# Task prompt
The records that follow are to be transcribed in full, without their images.

--- --- ---

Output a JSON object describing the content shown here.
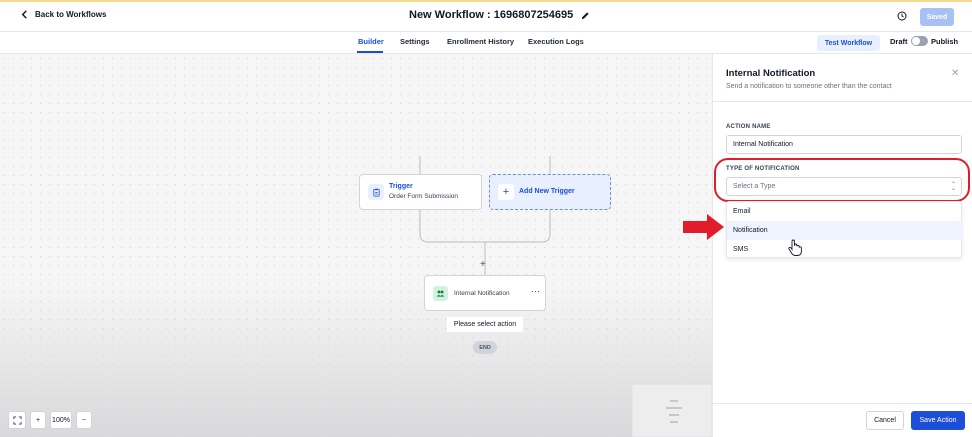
{
  "header": {
    "back_label": "Back to Workflows",
    "workflow_title": "New Workflow : 1696807254695",
    "saved_label": "Saved"
  },
  "tabs": {
    "items": [
      {
        "label": "Builder",
        "active": true
      },
      {
        "label": "Settings",
        "active": false
      },
      {
        "label": "Enrollment History",
        "active": false
      },
      {
        "label": "Execution Logs",
        "active": false
      }
    ],
    "test_workflow_label": "Test Workflow",
    "draft_label": "Draft",
    "publish_label": "Publish",
    "published": false
  },
  "canvas": {
    "trigger": {
      "title": "Trigger",
      "subtitle": "Order Form Submission"
    },
    "add_trigger_label": "Add New Trigger",
    "action": {
      "label": "Internal Notification",
      "more": "···"
    },
    "select_action_label": "Please select action",
    "end_label": "END",
    "zoom_level": "100%"
  },
  "panel": {
    "title": "Internal Notification",
    "subtitle": "Send a notification to someone other than the contact",
    "action_name_label": "ACTION NAME",
    "action_name_value": "Internal Notification",
    "type_label": "TYPE OF NOTIFICATION",
    "type_placeholder": "Select a Type",
    "type_options": [
      "Email",
      "Notification",
      "SMS"
    ],
    "hovered_option": "Notification",
    "cancel_label": "Cancel",
    "save_label": "Save Action"
  },
  "colors": {
    "accent": "#1d4ed8",
    "annotation_red": "#e11d2b",
    "saved_disabled": "#a9c0f5"
  }
}
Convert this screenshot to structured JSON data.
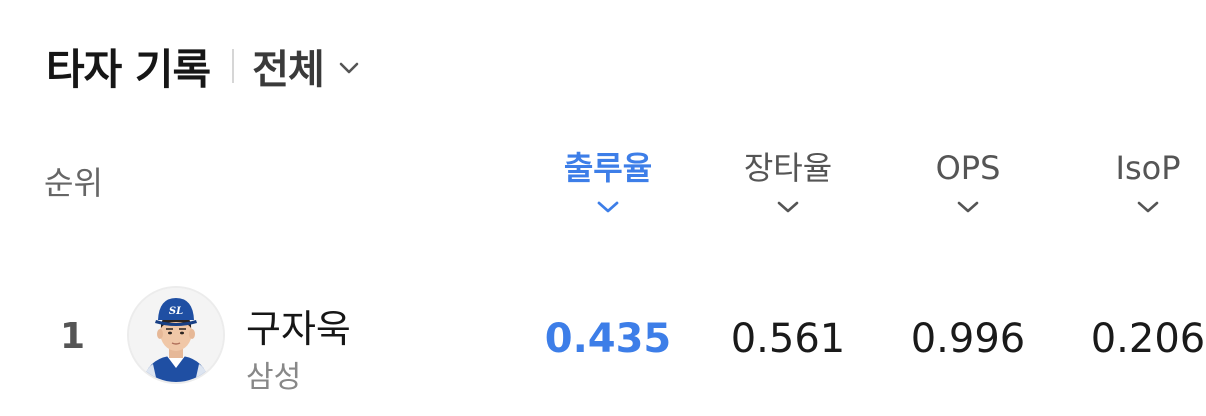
{
  "header": {
    "title": "타자 기록",
    "filter_label": "전체",
    "filter_icon": "chevron-down-icon"
  },
  "columns": {
    "rank_label": "순위",
    "stats": [
      {
        "label": "출루율",
        "active": true,
        "icon": "chevron-down-icon"
      },
      {
        "label": "장타율",
        "active": false,
        "icon": "chevron-down-icon"
      },
      {
        "label": "OPS",
        "active": false,
        "icon": "chevron-down-icon"
      },
      {
        "label": "IsoP",
        "active": false,
        "icon": "chevron-down-icon"
      }
    ]
  },
  "rows": [
    {
      "rank": "1",
      "name": "구자욱",
      "team": "삼성",
      "values": [
        "0.435",
        "0.561",
        "0.996",
        "0.206"
      ]
    }
  ],
  "colors": {
    "accent": "#3d7ee8",
    "text": "#1a1a1a",
    "muted": "#888888"
  }
}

--- --- ---

# Correct answer
Output a JSON object describing the content shown here.
{
  "header": {
    "back_label": "Back to Workflows",
    "workflow_title": "New Workflow : 1696807254695",
    "saved_label": "Saved"
  },
  "tabs": {
    "items": [
      {
        "label": "Builder",
        "active": true
      },
      {
        "label": "Settings",
        "active": false
      },
      {
        "label": "Enrollment History",
        "active": false
      },
      {
        "label": "Execution Logs",
        "active": false
      }
    ],
    "test_workflow_label": "Test Workflow",
    "draft_label": "Draft",
    "publish_label": "Publish",
    "published": false
  },
  "canvas": {
    "trigger": {
      "title": "Trigger",
      "subtitle": "Order Form Submission"
    },
    "add_trigger_label": "Add New Trigger",
    "action": {
      "label": "Internal Notification",
      "more": "···"
    },
    "select_action_label": "Please select action",
    "end_label": "END",
    "zoom_level": "100%"
  },
  "panel": {
    "title": "Internal Notification",
    "subtitle": "Send a notification to someone other than the contact",
    "action_name_label": "ACTION NAME",
    "action_name_value": "Internal Notification",
    "type_label": "TYPE OF NOTIFICATION",
    "type_placeholder": "Select a Type",
    "type_options": [
      "Email",
      "Notification",
      "SMS"
    ],
    "hovered_option": "Notification",
    "cancel_label": "Cancel",
    "save_label": "Save Action"
  },
  "colors": {
    "accent": "#1d4ed8",
    "annotation_red": "#e11d2b",
    "saved_disabled": "#a9c0f5"
  }
}
Convert this screenshot to structured JSON data.
{
  "header": {
    "title": "타자 기록",
    "filter_label": "전체",
    "filter_icon": "chevron-down-icon"
  },
  "columns": {
    "rank_label": "순위",
    "stats": [
      {
        "label": "출루율",
        "active": true,
        "icon": "chevron-down-icon"
      },
      {
        "label": "장타율",
        "active": false,
        "icon": "chevron-down-icon"
      },
      {
        "label": "OPS",
        "active": false,
        "icon": "chevron-down-icon"
      },
      {
        "label": "IsoP",
        "active": false,
        "icon": "chevron-down-icon"
      }
    ]
  },
  "rows": [
    {
      "rank": "1",
      "name": "구자욱",
      "team": "삼성",
      "values": [
        "0.435",
        "0.561",
        "0.996",
        "0.206"
      ]
    }
  ],
  "colors": {
    "accent": "#3d7ee8",
    "text": "#1a1a1a",
    "muted": "#888888"
  }
}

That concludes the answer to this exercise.